▶ [Exercise]: In the entries below, find every line with "LONGFORD" and copy it.

▶ [Given records]:

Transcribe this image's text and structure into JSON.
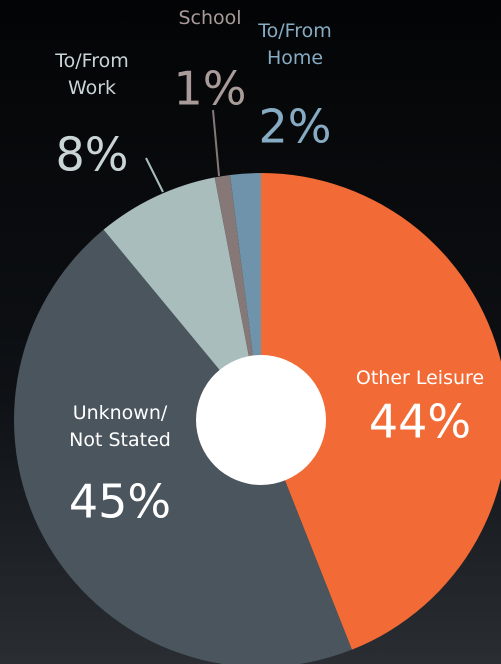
{
  "chart_data": {
    "type": "pie",
    "categories": [
      "Other Leisure",
      "Unknown/\nNot Stated",
      "To/From\nWork",
      "To/From\nSchool",
      "To/From\nHome"
    ],
    "values": [
      44,
      45,
      8,
      1,
      2
    ],
    "value_labels": [
      "44%",
      "45%",
      "8%",
      "1%",
      "2%"
    ],
    "colors": [
      "#f26a35",
      "#4a555d",
      "#a9bdbd",
      "#857876",
      "#6f93aa"
    ]
  }
}
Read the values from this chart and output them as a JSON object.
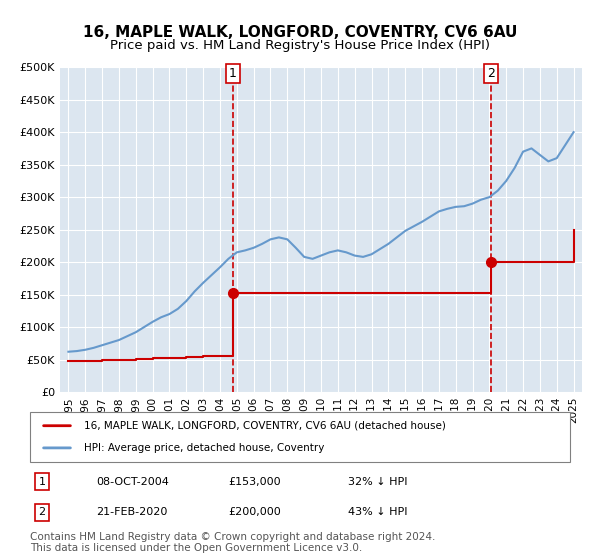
{
  "title": "16, MAPLE WALK, LONGFORD, COVENTRY, CV6 6AU",
  "subtitle": "Price paid vs. HM Land Registry's House Price Index (HPI)",
  "title_fontsize": 11,
  "subtitle_fontsize": 9.5,
  "background_color": "#ffffff",
  "plot_bg_color": "#dce6f0",
  "ylabel": "",
  "xlabel": "",
  "ylim": [
    0,
    500000
  ],
  "ytick_vals": [
    0,
    50000,
    100000,
    150000,
    200000,
    250000,
    300000,
    350000,
    400000,
    450000,
    500000
  ],
  "ytick_labels": [
    "£0",
    "£50K",
    "£100K",
    "£150K",
    "£200K",
    "£250K",
    "£300K",
    "£350K",
    "£400K",
    "£450K",
    "£500K"
  ],
  "xlim_start": 1994.5,
  "xlim_end": 2025.5,
  "xtick_years": [
    1995,
    1996,
    1997,
    1998,
    1999,
    2000,
    2001,
    2002,
    2003,
    2004,
    2005,
    2006,
    2007,
    2008,
    2009,
    2010,
    2011,
    2012,
    2013,
    2014,
    2015,
    2016,
    2017,
    2018,
    2019,
    2020,
    2021,
    2022,
    2023,
    2024,
    2025
  ],
  "hpi_x": [
    1995.0,
    1995.5,
    1996.0,
    1996.5,
    1997.0,
    1997.5,
    1998.0,
    1998.5,
    1999.0,
    1999.5,
    2000.0,
    2000.5,
    2001.0,
    2001.5,
    2002.0,
    2002.5,
    2003.0,
    2003.5,
    2004.0,
    2004.5,
    2005.0,
    2005.5,
    2006.0,
    2006.5,
    2007.0,
    2007.5,
    2008.0,
    2008.5,
    2009.0,
    2009.5,
    2010.0,
    2010.5,
    2011.0,
    2011.5,
    2012.0,
    2012.5,
    2013.0,
    2013.5,
    2014.0,
    2014.5,
    2015.0,
    2015.5,
    2016.0,
    2016.5,
    2017.0,
    2017.5,
    2018.0,
    2018.5,
    2019.0,
    2019.5,
    2020.0,
    2020.5,
    2021.0,
    2021.5,
    2022.0,
    2022.5,
    2023.0,
    2023.5,
    2024.0,
    2024.5,
    2025.0
  ],
  "hpi_y": [
    62000,
    63000,
    65000,
    68000,
    72000,
    76000,
    80000,
    86000,
    92000,
    100000,
    108000,
    115000,
    120000,
    128000,
    140000,
    155000,
    168000,
    180000,
    192000,
    205000,
    215000,
    218000,
    222000,
    228000,
    235000,
    238000,
    235000,
    222000,
    208000,
    205000,
    210000,
    215000,
    218000,
    215000,
    210000,
    208000,
    212000,
    220000,
    228000,
    238000,
    248000,
    255000,
    262000,
    270000,
    278000,
    282000,
    285000,
    286000,
    290000,
    296000,
    300000,
    310000,
    325000,
    345000,
    370000,
    375000,
    365000,
    355000,
    360000,
    380000,
    400000
  ],
  "price_paid_x": [
    1995.0,
    1996.0,
    1997.0,
    1998.0,
    1999.0,
    2000.0,
    2001.0,
    2002.0,
    2003.0,
    2004.75,
    2006.0,
    2007.0,
    2008.0,
    2009.0,
    2010.0,
    2011.0,
    2012.0,
    2013.0,
    2014.0,
    2015.0,
    2016.0,
    2017.0,
    2018.0,
    2019.0,
    2020.08,
    2021.0,
    2022.0,
    2023.0,
    2024.0,
    2025.0
  ],
  "price_paid_y": [
    47000,
    48000,
    49000,
    50000,
    51000,
    52000,
    53000,
    54000,
    55000,
    153000,
    153000,
    153000,
    153000,
    153000,
    153000,
    153000,
    153000,
    153000,
    153000,
    153000,
    153000,
    153000,
    153000,
    153000,
    200000,
    200000,
    200000,
    200000,
    200000,
    250000
  ],
  "sale1_x": 2004.75,
  "sale1_y": 153000,
  "sale1_label": "1",
  "sale2_x": 2020.08,
  "sale2_y": 200000,
  "sale2_label": "2",
  "red_line_color": "#cc0000",
  "blue_line_color": "#6699cc",
  "sale_marker_color": "#cc0000",
  "dashed_line_color": "#cc0000",
  "legend_line1": "16, MAPLE WALK, LONGFORD, COVENTRY, CV6 6AU (detached house)",
  "legend_line2": "HPI: Average price, detached house, Coventry",
  "table_row1": [
    "1",
    "08-OCT-2004",
    "£153,000",
    "32% ↓ HPI"
  ],
  "table_row2": [
    "2",
    "21-FEB-2020",
    "£200,000",
    "43% ↓ HPI"
  ],
  "footer": "Contains HM Land Registry data © Crown copyright and database right 2024.\nThis data is licensed under the Open Government Licence v3.0.",
  "footer_fontsize": 7.5
}
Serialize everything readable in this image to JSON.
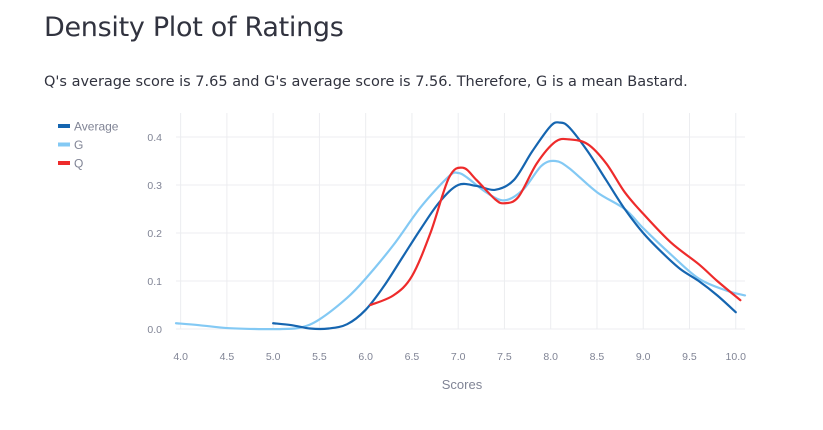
{
  "page": {
    "title": "Density Plot of Ratings",
    "summary": "Q's average score is 7.65 and G's average score is 7.56. Therefore, G is a mean Bastard."
  },
  "chart_data": {
    "type": "line",
    "title": "",
    "xlabel": "Scores",
    "ylabel": "",
    "xlim": [
      3.95,
      10.1
    ],
    "ylim": [
      0,
      0.45
    ],
    "x_ticks": [
      "4.0",
      "4.5",
      "5.0",
      "5.5",
      "6.0",
      "6.5",
      "7.0",
      "7.5",
      "8.0",
      "8.5",
      "9.0",
      "9.5",
      "10.0"
    ],
    "y_ticks": [
      "0.0",
      "0.1",
      "0.2",
      "0.3",
      "0.4"
    ],
    "grid": true,
    "legend_placement": "top-left",
    "series": [
      {
        "name": "Average",
        "color": "#1565b0",
        "points": [
          [
            5.0,
            0.012
          ],
          [
            5.2,
            0.008
          ],
          [
            5.4,
            0.001
          ],
          [
            5.6,
            0.001
          ],
          [
            5.8,
            0.01
          ],
          [
            6.0,
            0.04
          ],
          [
            6.2,
            0.09
          ],
          [
            6.4,
            0.15
          ],
          [
            6.6,
            0.21
          ],
          [
            6.8,
            0.265
          ],
          [
            7.0,
            0.3
          ],
          [
            7.2,
            0.298
          ],
          [
            7.4,
            0.29
          ],
          [
            7.6,
            0.31
          ],
          [
            7.8,
            0.37
          ],
          [
            8.0,
            0.423
          ],
          [
            8.1,
            0.43
          ],
          [
            8.2,
            0.42
          ],
          [
            8.4,
            0.37
          ],
          [
            8.6,
            0.31
          ],
          [
            8.8,
            0.25
          ],
          [
            9.0,
            0.2
          ],
          [
            9.2,
            0.16
          ],
          [
            9.4,
            0.125
          ],
          [
            9.6,
            0.1
          ],
          [
            9.8,
            0.07
          ],
          [
            10.0,
            0.035
          ]
        ]
      },
      {
        "name": "G",
        "color": "#83c9f4",
        "points": [
          [
            3.95,
            0.012
          ],
          [
            4.2,
            0.008
          ],
          [
            4.5,
            0.002
          ],
          [
            4.8,
            0.0
          ],
          [
            5.1,
            0.0
          ],
          [
            5.3,
            0.003
          ],
          [
            5.5,
            0.02
          ],
          [
            5.8,
            0.065
          ],
          [
            6.0,
            0.105
          ],
          [
            6.3,
            0.175
          ],
          [
            6.6,
            0.255
          ],
          [
            6.9,
            0.318
          ],
          [
            7.0,
            0.325
          ],
          [
            7.1,
            0.315
          ],
          [
            7.3,
            0.285
          ],
          [
            7.5,
            0.268
          ],
          [
            7.7,
            0.29
          ],
          [
            7.9,
            0.34
          ],
          [
            8.05,
            0.35
          ],
          [
            8.2,
            0.335
          ],
          [
            8.5,
            0.285
          ],
          [
            8.8,
            0.25
          ],
          [
            9.0,
            0.21
          ],
          [
            9.3,
            0.155
          ],
          [
            9.6,
            0.105
          ],
          [
            9.9,
            0.08
          ],
          [
            10.1,
            0.07
          ]
        ]
      },
      {
        "name": "Q",
        "color": "#ee2b2b",
        "points": [
          [
            6.05,
            0.05
          ],
          [
            6.3,
            0.07
          ],
          [
            6.5,
            0.11
          ],
          [
            6.7,
            0.2
          ],
          [
            6.9,
            0.315
          ],
          [
            7.05,
            0.336
          ],
          [
            7.2,
            0.31
          ],
          [
            7.4,
            0.27
          ],
          [
            7.5,
            0.262
          ],
          [
            7.65,
            0.275
          ],
          [
            7.85,
            0.345
          ],
          [
            8.05,
            0.39
          ],
          [
            8.2,
            0.395
          ],
          [
            8.4,
            0.385
          ],
          [
            8.6,
            0.345
          ],
          [
            8.8,
            0.285
          ],
          [
            9.0,
            0.24
          ],
          [
            9.3,
            0.18
          ],
          [
            9.6,
            0.135
          ],
          [
            9.8,
            0.1
          ],
          [
            10.05,
            0.06
          ]
        ]
      }
    ]
  }
}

▶ [Written solution]:
  "title": "16, MAPLE WALK, LONGFORD, COVENTRY, CV6 6AU",
  "legend_line1": "16, MAPLE WALK, LONGFORD, COVENTRY, CV6 6AU (detached house)",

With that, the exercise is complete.